_REQUIRED TASK_. Search the records for "подпись". Copy every line where it appears.

_INPUT DATA_.
════════════════════
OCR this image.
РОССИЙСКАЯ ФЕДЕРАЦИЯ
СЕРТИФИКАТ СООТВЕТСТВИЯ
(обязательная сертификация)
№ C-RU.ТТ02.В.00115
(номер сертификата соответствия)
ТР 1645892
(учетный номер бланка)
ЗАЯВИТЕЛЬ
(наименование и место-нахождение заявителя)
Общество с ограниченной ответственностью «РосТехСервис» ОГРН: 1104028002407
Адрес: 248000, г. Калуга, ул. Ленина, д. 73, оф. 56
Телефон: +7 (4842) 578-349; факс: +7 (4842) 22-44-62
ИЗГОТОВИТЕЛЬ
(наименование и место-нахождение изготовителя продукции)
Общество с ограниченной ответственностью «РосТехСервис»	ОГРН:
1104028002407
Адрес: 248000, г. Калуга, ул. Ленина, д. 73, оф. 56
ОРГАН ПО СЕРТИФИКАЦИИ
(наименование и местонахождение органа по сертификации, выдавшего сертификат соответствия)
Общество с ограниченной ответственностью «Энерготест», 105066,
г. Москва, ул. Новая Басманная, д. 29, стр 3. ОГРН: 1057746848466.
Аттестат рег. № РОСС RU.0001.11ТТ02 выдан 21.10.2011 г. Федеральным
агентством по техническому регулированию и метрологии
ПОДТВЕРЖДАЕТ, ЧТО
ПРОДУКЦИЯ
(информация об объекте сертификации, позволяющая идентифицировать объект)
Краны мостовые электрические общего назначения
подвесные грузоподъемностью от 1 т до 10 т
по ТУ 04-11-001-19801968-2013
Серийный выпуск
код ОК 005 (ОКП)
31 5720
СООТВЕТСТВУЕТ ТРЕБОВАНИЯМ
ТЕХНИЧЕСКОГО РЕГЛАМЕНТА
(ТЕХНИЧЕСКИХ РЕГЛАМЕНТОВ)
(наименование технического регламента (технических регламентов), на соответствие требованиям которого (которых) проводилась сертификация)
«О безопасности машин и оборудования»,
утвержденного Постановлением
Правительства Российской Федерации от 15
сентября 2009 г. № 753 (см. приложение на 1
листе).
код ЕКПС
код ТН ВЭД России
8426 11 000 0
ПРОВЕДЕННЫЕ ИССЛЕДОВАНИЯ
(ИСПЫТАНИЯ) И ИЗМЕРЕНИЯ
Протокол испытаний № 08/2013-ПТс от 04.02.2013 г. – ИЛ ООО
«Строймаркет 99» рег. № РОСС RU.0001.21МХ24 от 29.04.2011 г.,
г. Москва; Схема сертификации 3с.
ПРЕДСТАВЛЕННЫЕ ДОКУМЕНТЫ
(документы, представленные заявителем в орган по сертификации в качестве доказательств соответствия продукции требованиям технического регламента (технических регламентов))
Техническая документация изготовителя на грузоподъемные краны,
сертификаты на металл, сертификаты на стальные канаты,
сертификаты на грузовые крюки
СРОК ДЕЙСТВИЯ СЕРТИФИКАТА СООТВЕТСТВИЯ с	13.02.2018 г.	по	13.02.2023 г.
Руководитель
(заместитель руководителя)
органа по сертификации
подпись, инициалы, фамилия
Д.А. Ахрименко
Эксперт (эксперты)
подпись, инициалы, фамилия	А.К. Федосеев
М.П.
════════════════════
_FULL ANSWER_.
подпись, инициалы, фамилия
подпись, инициалы, фамилия	А.К. Федосеев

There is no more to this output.